Aim: Your answer should be a single number: the count of lines that hold the word "name".
○ ○ ○ ○
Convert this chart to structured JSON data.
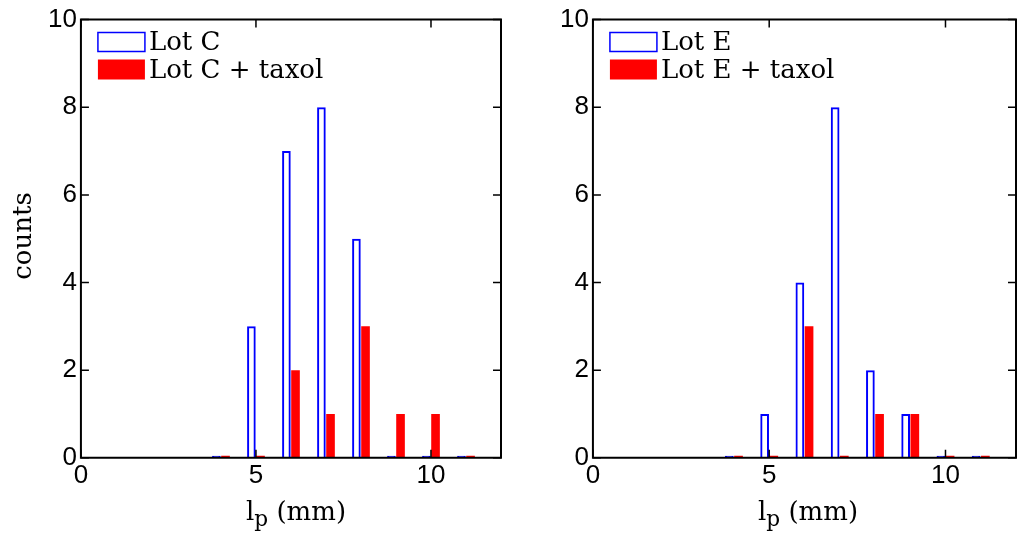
{
  "chart_data": [
    {
      "type": "bar",
      "ylabel": "counts",
      "xlabel": "l$_{p}$ (mm)",
      "xlim": [
        0,
        12
      ],
      "xticks": [
        0,
        5,
        10
      ],
      "ylim": [
        0,
        10
      ],
      "yticks": [
        0,
        2,
        4,
        6,
        8,
        10
      ],
      "grid": false,
      "legend": "top left",
      "x": [
        4,
        5,
        6,
        7,
        8,
        9,
        10,
        11
      ],
      "series": [
        {
          "name": "Lot C",
          "color": "#0000ff",
          "values": [
            0,
            3,
            7,
            8,
            5,
            0,
            0,
            0
          ]
        },
        {
          "name": "Lot C + taxol",
          "color": "#ff0000",
          "values": [
            0,
            0,
            2,
            1,
            3,
            1,
            1,
            0
          ]
        }
      ]
    },
    {
      "type": "bar",
      "xlabel": "l$_{p}$ (mm)",
      "xlim": [
        0,
        12
      ],
      "xticks": [
        0,
        5,
        10
      ],
      "ylim": [
        0,
        10
      ],
      "yticks": [
        0,
        2,
        4,
        6,
        8,
        10
      ],
      "grid": false,
      "legend": "top left",
      "x": [
        4,
        5,
        6,
        7,
        8,
        9,
        10,
        11
      ],
      "series": [
        {
          "name": "Lot E",
          "color": "#0000ff",
          "values": [
            0,
            1,
            4,
            8,
            2,
            1,
            0,
            0
          ]
        },
        {
          "name": "Lot E + taxol",
          "color": "#ff0000",
          "values": [
            0,
            0,
            3,
            0,
            1,
            1,
            0,
            0
          ]
        }
      ]
    }
  ]
}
○ ○ ○ ○
Reply to the exercise: 4